▸ **TASK GOAL**
Every line that contains the word "Proper" should be copied.

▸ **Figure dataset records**
* * * * * * * * *
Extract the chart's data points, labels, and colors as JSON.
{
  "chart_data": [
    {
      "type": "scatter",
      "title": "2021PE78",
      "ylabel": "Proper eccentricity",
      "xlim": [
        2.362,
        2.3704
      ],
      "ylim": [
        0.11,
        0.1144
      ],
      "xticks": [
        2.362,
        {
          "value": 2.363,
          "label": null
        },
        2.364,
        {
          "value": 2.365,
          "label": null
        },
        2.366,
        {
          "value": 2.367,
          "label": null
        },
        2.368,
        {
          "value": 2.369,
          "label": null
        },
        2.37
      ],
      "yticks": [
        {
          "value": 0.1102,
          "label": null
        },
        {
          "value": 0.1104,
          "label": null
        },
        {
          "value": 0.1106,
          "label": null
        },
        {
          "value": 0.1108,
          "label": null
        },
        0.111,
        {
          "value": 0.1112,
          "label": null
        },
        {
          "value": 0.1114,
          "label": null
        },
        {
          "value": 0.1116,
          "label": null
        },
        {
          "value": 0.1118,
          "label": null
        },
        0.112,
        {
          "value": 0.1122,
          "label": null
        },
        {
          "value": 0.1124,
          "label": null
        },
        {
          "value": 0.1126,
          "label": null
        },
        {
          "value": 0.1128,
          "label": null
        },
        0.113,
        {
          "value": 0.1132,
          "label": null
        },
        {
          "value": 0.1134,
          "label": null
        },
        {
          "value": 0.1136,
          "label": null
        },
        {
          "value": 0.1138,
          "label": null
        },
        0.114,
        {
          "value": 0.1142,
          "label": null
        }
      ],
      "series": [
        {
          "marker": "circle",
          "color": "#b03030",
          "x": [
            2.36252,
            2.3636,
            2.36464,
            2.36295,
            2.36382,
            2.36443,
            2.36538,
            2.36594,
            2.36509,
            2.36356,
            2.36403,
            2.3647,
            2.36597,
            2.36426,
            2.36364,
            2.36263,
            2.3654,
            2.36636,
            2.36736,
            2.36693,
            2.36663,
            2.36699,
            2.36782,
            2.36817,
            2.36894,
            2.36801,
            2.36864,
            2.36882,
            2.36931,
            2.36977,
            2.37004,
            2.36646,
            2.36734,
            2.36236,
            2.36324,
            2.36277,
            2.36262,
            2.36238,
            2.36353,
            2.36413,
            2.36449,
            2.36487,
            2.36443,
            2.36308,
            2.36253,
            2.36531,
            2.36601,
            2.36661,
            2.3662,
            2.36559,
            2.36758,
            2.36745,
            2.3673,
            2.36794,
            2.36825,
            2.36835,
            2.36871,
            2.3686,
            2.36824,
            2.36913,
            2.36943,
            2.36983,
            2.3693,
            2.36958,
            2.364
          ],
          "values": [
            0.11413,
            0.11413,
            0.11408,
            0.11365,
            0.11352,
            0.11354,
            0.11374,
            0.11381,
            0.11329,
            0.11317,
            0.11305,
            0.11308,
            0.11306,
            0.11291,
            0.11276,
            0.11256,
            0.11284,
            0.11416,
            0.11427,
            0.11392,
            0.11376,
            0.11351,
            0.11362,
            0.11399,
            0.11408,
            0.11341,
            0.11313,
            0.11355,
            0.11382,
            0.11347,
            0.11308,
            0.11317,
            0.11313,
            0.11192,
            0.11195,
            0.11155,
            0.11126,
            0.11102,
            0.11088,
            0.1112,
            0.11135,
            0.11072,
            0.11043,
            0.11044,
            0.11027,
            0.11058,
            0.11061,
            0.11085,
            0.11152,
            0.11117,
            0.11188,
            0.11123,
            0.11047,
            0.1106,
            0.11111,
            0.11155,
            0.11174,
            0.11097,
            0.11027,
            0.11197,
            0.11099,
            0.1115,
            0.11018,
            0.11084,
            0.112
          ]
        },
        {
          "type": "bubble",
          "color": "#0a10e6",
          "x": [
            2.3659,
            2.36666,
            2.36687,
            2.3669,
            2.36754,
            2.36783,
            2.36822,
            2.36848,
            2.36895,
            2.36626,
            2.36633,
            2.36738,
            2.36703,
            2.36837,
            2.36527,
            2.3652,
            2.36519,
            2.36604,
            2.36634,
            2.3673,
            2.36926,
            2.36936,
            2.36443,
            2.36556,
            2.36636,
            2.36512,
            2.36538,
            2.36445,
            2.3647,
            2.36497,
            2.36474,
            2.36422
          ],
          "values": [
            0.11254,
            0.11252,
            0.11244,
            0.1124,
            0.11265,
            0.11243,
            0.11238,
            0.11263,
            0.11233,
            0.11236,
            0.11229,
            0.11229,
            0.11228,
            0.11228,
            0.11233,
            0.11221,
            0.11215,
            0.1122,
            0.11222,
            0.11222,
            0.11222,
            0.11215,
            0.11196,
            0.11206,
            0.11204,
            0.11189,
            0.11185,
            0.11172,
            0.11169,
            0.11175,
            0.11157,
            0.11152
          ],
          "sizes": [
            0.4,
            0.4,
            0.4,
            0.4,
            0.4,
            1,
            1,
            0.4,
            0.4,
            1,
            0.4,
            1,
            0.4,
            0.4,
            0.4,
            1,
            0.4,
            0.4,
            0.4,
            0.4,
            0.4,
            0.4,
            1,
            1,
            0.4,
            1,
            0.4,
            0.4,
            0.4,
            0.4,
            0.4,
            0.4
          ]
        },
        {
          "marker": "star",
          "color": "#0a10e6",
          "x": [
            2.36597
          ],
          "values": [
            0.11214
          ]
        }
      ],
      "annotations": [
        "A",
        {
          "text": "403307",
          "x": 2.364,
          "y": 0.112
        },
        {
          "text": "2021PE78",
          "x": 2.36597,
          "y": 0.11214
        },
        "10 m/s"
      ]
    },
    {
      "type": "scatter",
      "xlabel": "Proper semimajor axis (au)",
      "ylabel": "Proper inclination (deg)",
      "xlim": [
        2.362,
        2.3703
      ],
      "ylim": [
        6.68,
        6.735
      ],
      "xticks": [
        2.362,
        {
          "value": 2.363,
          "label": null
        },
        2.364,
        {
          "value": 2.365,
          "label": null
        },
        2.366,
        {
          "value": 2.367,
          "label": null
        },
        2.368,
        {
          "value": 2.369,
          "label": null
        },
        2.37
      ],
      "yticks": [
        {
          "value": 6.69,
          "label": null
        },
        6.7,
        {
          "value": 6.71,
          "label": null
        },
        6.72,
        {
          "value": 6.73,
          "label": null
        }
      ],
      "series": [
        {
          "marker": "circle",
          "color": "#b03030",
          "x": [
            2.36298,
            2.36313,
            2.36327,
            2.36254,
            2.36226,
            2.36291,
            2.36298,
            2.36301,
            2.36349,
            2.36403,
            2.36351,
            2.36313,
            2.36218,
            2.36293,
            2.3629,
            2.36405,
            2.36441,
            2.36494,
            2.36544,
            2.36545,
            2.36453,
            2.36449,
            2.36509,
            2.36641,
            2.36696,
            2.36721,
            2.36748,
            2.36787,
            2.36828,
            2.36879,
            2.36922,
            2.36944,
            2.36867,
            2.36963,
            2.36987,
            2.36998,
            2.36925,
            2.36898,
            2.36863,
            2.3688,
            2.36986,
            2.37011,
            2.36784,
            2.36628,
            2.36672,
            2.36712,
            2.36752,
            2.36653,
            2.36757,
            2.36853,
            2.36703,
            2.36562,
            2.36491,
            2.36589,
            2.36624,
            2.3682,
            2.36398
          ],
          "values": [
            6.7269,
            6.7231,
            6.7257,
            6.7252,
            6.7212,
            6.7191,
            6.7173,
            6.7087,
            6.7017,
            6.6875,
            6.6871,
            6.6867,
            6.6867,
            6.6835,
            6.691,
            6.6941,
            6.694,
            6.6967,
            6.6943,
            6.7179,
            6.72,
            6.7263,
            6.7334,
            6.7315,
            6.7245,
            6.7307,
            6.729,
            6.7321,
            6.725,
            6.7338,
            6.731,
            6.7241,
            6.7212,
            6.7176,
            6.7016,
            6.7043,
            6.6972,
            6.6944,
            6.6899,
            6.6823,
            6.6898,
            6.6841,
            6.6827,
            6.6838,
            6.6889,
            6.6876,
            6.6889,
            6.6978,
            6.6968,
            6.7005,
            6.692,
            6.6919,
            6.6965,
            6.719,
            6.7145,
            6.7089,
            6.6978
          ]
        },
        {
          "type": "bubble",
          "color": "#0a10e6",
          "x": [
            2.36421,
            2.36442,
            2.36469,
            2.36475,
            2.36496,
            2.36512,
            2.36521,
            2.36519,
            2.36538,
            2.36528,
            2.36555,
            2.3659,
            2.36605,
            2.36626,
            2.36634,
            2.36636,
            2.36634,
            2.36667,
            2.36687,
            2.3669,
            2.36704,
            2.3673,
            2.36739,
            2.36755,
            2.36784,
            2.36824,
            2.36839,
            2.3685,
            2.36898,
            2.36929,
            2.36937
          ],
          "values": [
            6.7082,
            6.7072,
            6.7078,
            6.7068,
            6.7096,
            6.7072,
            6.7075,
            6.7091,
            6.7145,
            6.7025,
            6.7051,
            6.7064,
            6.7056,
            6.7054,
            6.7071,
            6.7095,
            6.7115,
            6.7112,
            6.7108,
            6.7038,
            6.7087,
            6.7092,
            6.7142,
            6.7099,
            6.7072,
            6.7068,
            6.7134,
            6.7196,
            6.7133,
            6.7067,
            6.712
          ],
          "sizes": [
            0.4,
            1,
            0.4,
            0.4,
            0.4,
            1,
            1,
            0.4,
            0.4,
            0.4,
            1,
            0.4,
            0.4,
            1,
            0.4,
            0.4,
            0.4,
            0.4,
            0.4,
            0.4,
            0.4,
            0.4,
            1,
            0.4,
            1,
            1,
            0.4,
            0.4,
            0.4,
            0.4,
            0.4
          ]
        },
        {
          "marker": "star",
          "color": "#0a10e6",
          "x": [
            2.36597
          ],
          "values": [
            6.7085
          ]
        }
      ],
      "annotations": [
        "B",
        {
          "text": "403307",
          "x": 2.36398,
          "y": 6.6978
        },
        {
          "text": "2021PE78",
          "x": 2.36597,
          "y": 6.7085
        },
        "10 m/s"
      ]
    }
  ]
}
* * * * * * * * *
▸ **CORRECT ANSWER**
      "ylabel": "Proper eccentricity",
      "xlabel": "Proper semimajor axis (au)",
      "ylabel": "Proper inclination (deg)",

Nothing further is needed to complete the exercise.